Saturday, September 8, 2007

Lavendar and Ray

As much as September, it's sights and sounds, tell me that birthday is coming, I know what lies beyond the corner in October. I know what memories will assault me, and I remember how the grief consumed me for a year. For a year, I could not fight the tears, they came daily. On my way to work, on my way home, every day, every day.


Because October is when Great Aunt Ray died. He was handsome, and brave and true. Actually, he was grouchy and old and loved a good leather bar. But he was ours, and we were his.


When we met Ray, he had a life long career of being a road manager, a stage hand, a "roadie" in his heart. Oh, he loved the performance and the stage, the music, the ropes and the lingo. He had toured as a road manager with a 70's group of gospel and country. He loved the music, the stage, and everything about it. The lyrics to Jackson Brown's "The Load Out" made me think of him, even while he was alive. "Now roll them cases out and lift them amps. Haul them trusses down and get 'em up them ramps." He not only knew how to do all that stuff in the physical sense, but he understood the part they played in a show, in a production, and he loved it.


Often, I would faux-flirt with him. It seemed to bother him so much, that it was delightfully fun. I was probably a hundred pounds lighter then, and six years ago I may have still had a touch of youthfulness on my features. I certainly had it in my personality. To walk into his office, slide behind his chair and run my hands down his torso would upset him no end. So I was horribly surprised one day when he said, "I'm just an old queen." I said, "Ray, you'd have to be GAY to be a QUEEN." He said, "I am." The man had no sense of fashion, barely came to work in a clean shirt and wore big black doc martens with white socks, daily. There was not one hint, not one, in his personality, of his being gay. You could have bowled me over with a feather.

**Material provided:**
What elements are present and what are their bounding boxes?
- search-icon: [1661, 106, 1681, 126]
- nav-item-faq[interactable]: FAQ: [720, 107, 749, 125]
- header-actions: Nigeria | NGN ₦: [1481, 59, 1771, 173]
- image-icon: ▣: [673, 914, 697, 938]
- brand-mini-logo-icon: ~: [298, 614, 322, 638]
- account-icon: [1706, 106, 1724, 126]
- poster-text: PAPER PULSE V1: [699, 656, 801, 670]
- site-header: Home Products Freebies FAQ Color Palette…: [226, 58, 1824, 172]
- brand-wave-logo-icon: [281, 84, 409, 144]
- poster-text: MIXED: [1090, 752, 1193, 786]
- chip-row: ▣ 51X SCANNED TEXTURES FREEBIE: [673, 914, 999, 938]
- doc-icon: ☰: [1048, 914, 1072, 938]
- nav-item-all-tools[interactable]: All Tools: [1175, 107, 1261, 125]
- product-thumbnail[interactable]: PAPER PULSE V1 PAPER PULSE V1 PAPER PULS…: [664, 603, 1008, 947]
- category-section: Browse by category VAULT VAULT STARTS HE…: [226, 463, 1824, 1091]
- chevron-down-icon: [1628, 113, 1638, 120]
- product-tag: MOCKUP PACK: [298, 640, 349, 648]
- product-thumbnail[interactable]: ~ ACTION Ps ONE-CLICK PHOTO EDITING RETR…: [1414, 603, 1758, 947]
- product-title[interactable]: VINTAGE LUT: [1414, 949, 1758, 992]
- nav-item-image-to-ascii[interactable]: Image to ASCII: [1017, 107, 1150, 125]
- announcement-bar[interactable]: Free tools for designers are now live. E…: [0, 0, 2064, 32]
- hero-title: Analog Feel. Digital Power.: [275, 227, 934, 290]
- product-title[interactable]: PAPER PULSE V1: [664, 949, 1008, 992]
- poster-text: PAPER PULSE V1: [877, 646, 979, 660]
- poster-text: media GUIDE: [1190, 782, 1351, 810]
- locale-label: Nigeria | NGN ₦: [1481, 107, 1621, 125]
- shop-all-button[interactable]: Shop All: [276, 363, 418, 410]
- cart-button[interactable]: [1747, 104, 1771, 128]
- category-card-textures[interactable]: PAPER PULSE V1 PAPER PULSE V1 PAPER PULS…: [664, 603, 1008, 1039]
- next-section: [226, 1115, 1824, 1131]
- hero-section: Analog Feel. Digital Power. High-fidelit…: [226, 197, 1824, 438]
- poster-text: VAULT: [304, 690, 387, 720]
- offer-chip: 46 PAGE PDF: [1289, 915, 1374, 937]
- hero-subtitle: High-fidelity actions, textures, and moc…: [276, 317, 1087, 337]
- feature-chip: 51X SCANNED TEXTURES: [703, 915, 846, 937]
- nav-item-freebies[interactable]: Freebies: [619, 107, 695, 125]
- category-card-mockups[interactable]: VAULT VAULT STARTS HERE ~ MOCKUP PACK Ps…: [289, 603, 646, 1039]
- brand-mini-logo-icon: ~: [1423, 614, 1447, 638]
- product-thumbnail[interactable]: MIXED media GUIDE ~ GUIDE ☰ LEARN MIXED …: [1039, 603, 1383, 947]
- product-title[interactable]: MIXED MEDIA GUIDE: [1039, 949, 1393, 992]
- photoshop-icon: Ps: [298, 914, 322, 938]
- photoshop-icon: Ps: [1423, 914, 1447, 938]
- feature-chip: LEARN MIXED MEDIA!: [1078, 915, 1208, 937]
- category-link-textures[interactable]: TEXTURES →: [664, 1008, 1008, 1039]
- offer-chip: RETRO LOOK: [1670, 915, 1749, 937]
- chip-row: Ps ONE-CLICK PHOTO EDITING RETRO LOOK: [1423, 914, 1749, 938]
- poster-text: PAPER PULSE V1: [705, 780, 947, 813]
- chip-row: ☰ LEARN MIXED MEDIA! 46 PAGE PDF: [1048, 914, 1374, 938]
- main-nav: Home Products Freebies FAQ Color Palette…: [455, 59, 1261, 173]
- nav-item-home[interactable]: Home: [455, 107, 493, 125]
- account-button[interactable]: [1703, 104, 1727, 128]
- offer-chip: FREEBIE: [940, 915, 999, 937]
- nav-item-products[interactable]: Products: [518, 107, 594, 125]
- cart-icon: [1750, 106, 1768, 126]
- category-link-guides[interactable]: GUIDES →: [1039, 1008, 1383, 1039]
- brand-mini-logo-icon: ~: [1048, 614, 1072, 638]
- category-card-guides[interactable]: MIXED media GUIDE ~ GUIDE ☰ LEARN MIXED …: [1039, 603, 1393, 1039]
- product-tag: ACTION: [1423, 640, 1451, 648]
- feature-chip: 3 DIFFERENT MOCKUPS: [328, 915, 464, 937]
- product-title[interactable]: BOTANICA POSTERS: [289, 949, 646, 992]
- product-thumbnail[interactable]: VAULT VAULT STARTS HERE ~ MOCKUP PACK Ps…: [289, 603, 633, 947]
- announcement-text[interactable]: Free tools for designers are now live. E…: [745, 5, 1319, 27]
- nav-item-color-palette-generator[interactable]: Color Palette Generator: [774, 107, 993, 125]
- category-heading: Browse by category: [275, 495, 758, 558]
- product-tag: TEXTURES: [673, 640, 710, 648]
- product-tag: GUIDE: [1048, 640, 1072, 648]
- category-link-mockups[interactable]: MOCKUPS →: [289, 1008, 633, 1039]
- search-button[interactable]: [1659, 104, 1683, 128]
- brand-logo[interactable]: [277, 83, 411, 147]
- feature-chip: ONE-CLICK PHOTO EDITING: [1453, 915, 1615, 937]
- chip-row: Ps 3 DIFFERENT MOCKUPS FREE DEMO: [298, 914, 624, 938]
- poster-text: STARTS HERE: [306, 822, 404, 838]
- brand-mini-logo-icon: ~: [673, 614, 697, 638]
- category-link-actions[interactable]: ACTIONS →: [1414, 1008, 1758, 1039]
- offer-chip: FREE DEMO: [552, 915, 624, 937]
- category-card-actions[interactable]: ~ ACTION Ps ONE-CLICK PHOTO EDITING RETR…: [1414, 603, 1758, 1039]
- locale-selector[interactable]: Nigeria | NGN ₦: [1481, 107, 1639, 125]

**Tasks:**
1. Reproduce the post about Ray from "Often, I would" to "with a feather.".
2. Decide whether each statement agrees with the post about Ray, answering yes or no and quoting the words that settle it: (a) Ray had toured as a road manager with a 70's group of gospel and country. (b) Ray came to work in a clean shirt every day. (c) The grief after Ray's death lasted for a year.
The records have no role in this exercise.

**Responses to the exercise:**
1.
Often, I would faux-flirt with him. It seemed to bother him so much, that it was delightfully fun. I was probably a hundred pounds lighter then, and six years ago I may have still had a touch of youthfulness on my features. I certainly had it in my personality. To walk into his office, slide behind his chair and run my hands down his torso would upset him no end. So I was horribly surprised one day when he said, "I'm just an old queen." I said, "Ray, you'd have to be GAY to be a QUEEN." He said, "I am." The man had no sense of fashion, barely came to work in a clean shirt and wore big black doc martens with white socks, daily. There was not one hint, not one, in his personality, of his being gay. You could have bowled me over with a feather.

2.
(a) Yes: "He had toured as a road manager with a 70's group of gospel and country."
(b) No: "barely came to work in a clean shirt"
(c) Yes: "I remember how the grief consumed me for a year."